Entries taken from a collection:
--------------------------------

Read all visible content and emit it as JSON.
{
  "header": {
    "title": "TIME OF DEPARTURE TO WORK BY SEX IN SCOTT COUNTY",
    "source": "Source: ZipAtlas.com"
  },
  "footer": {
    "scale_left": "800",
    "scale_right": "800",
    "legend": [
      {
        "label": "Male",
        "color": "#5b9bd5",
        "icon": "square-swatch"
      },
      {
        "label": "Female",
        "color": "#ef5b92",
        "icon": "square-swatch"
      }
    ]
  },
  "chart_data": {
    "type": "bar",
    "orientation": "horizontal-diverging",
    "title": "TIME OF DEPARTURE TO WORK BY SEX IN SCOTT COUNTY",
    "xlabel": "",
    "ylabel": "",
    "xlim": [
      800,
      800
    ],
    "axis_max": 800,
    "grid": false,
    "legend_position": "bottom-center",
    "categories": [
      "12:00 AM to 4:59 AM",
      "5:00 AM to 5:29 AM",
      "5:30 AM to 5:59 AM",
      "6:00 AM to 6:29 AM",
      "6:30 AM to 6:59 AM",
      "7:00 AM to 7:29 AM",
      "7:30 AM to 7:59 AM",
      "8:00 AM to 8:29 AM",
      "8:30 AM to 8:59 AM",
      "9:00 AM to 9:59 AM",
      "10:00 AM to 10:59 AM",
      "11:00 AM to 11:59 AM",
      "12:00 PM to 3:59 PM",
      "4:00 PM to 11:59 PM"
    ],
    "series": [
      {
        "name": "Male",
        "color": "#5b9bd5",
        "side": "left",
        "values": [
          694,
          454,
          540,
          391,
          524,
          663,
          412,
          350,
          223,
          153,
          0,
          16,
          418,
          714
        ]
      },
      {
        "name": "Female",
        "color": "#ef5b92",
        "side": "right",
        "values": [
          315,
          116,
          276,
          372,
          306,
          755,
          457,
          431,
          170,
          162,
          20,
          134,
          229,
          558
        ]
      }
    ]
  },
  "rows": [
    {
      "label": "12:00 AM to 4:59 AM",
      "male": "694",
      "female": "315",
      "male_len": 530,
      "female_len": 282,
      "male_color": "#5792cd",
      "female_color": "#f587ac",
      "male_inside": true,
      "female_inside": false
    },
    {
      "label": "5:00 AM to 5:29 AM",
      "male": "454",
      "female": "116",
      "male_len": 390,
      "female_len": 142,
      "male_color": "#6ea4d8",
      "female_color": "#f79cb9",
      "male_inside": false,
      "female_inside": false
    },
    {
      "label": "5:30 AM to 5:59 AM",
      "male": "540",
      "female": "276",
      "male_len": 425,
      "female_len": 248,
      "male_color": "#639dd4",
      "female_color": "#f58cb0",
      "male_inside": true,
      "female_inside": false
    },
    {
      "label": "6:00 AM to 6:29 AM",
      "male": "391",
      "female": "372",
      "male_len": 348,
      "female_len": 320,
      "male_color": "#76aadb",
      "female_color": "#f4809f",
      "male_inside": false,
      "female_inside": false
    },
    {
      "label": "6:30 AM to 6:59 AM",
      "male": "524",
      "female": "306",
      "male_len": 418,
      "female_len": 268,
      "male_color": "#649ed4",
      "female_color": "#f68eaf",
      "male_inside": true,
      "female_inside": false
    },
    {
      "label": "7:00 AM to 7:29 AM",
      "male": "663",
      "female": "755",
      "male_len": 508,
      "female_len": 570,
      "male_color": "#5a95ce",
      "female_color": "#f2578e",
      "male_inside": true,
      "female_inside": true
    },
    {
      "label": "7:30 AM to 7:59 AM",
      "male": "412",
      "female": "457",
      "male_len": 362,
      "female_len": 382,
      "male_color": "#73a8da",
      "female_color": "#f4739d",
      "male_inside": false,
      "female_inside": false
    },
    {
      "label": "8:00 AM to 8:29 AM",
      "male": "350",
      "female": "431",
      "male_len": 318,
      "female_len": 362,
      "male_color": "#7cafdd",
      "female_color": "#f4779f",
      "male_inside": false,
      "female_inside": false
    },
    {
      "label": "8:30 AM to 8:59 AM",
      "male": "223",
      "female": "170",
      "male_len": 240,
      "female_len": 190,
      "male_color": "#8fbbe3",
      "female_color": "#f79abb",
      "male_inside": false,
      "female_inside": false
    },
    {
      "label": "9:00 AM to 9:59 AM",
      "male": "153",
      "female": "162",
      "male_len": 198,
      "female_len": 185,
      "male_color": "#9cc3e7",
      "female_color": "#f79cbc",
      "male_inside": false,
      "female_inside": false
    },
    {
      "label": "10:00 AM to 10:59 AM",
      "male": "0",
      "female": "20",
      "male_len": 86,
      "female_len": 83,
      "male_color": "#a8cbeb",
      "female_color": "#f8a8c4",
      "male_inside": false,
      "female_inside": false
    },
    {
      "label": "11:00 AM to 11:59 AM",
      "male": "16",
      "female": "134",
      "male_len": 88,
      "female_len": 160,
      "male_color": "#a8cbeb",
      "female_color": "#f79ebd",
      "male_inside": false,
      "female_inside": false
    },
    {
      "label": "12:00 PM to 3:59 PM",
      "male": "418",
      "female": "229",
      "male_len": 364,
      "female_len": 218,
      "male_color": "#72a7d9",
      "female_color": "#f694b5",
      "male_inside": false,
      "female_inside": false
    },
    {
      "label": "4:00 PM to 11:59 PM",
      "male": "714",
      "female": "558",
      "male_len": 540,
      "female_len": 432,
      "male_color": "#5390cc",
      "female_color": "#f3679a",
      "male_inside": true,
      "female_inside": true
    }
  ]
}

--------------------------------

Given task. The records above must be repeated exactly, every one of them.

Task solution.
Read all visible content and emit it as JSON.
{
  "header": {
    "title": "TIME OF DEPARTURE TO WORK BY SEX IN SCOTT COUNTY",
    "source": "Source: ZipAtlas.com"
  },
  "footer": {
    "scale_left": "800",
    "scale_right": "800",
    "legend": [
      {
        "label": "Male",
        "color": "#5b9bd5",
        "icon": "square-swatch"
      },
      {
        "label": "Female",
        "color": "#ef5b92",
        "icon": "square-swatch"
      }
    ]
  },
  "chart_data": {
    "type": "bar",
    "orientation": "horizontal-diverging",
    "title": "TIME OF DEPARTURE TO WORK BY SEX IN SCOTT COUNTY",
    "xlabel": "",
    "ylabel": "",
    "xlim": [
      800,
      800
    ],
    "axis_max": 800,
    "grid": false,
    "legend_position": "bottom-center",
    "categories": [
      "12:00 AM to 4:59 AM",
      "5:00 AM to 5:29 AM",
      "5:30 AM to 5:59 AM",
      "6:00 AM to 6:29 AM",
      "6:30 AM to 6:59 AM",
      "7:00 AM to 7:29 AM",
      "7:30 AM to 7:59 AM",
      "8:00 AM to 8:29 AM",
      "8:30 AM to 8:59 AM",
      "9:00 AM to 9:59 AM",
      "10:00 AM to 10:59 AM",
      "11:00 AM to 11:59 AM",
      "12:00 PM to 3:59 PM",
      "4:00 PM to 11:59 PM"
    ],
    "series": [
      {
        "name": "Male",
        "color": "#5b9bd5",
        "side": "left",
        "values": [
          694,
          454,
          540,
          391,
          524,
          663,
          412,
          350,
          223,
          153,
          0,
          16,
          418,
          714
        ]
      },
      {
        "name": "Female",
        "color": "#ef5b92",
        "side": "right",
        "values": [
          315,
          116,
          276,
          372,
          306,
          755,
          457,
          431,
          170,
          162,
          20,
          134,
          229,
          558
        ]
      }
    ]
  },
  "rows": [
    {
      "label": "12:00 AM to 4:59 AM",
      "male": "694",
      "female": "315",
      "male_len": 530,
      "female_len": 282,
      "male_color": "#5792cd",
      "female_color": "#f587ac",
      "male_inside": true,
      "female_inside": false
    },
    {
      "label": "5:00 AM to 5:29 AM",
      "male": "454",
      "female": "116",
      "male_len": 390,
      "female_len": 142,
      "male_color": "#6ea4d8",
      "female_color": "#f79cb9",
      "male_inside": false,
      "female_inside": false
    },
    {
      "label": "5:30 AM to 5:59 AM",
      "male": "540",
      "female": "276",
      "male_len": 425,
      "female_len": 248,
      "male_color": "#639dd4",
      "female_color": "#f58cb0",
      "male_inside": true,
      "female_inside": false
    },
    {
      "label": "6:00 AM to 6:29 AM",
      "male": "391",
      "female": "372",
      "male_len": 348,
      "female_len": 320,
      "male_color": "#76aadb",
      "female_color": "#f4809f",
      "male_inside": false,
      "female_inside": false
    },
    {
      "label": "6:30 AM to 6:59 AM",
      "male": "524",
      "female": "306",
      "male_len": 418,
      "female_len": 268,
      "male_color": "#649ed4",
      "female_color": "#f68eaf",
      "male_inside": true,
      "female_inside": false
    },
    {
      "label": "7:00 AM to 7:29 AM",
      "male": "663",
      "female": "755",
      "male_len": 508,
      "female_len": 570,
      "male_color": "#5a95ce",
      "female_color": "#f2578e",
      "male_inside": true,
      "female_inside": true
    },
    {
      "label": "7:30 AM to 7:59 AM",
      "male": "412",
      "female": "457",
      "male_len": 362,
      "female_len": 382,
      "male_color": "#73a8da",
      "female_color": "#f4739d",
      "male_inside": false,
      "female_inside": false
    },
    {
      "label": "8:00 AM to 8:29 AM",
      "male": "350",
      "female": "431",
      "male_len": 318,
      "female_len": 362,
      "male_color": "#7cafdd",
      "female_color": "#f4779f",
      "male_inside": false,
      "female_inside": false
    },
    {
      "label": "8:30 AM to 8:59 AM",
      "male": "223",
      "female": "170",
      "male_len": 240,
      "female_len": 190,
      "male_color": "#8fbbe3",
      "female_color": "#f79abb",
      "male_inside": false,
      "female_inside": false
    },
    {
      "label": "9:00 AM to 9:59 AM",
      "male": "153",
      "female": "162",
      "male_len": 198,
      "female_len": 185,
      "male_color": "#9cc3e7",
      "female_color": "#f79cbc",
      "male_inside": false,
      "female_inside": false
    },
    {
      "label": "10:00 AM to 10:59 AM",
      "male": "0",
      "female": "20",
      "male_len": 86,
      "female_len": 83,
      "male_color": "#a8cbeb",
      "female_color": "#f8a8c4",
      "male_inside": false,
      "female_inside": false
    },
    {
      "label": "11:00 AM to 11:59 AM",
      "male": "16",
      "female": "134",
      "male_len": 88,
      "female_len": 160,
      "male_color": "#a8cbeb",
      "female_color": "#f79ebd",
      "male_inside": false,
      "female_inside": false
    },
    {
      "label": "12:00 PM to 3:59 PM",
      "male": "418",
      "female": "229",
      "male_len": 364,
      "female_len": 218,
      "male_color": "#72a7d9",
      "female_color": "#f694b5",
      "male_inside": false,
      "female_inside": false
    },
    {
      "label": "4:00 PM to 11:59 PM",
      "male": "714",
      "female": "558",
      "male_len": 540,
      "female_len": 432,
      "male_color": "#5390cc",
      "female_color": "#f3679a",
      "male_inside": true,
      "female_inside": true
    }
  ]
}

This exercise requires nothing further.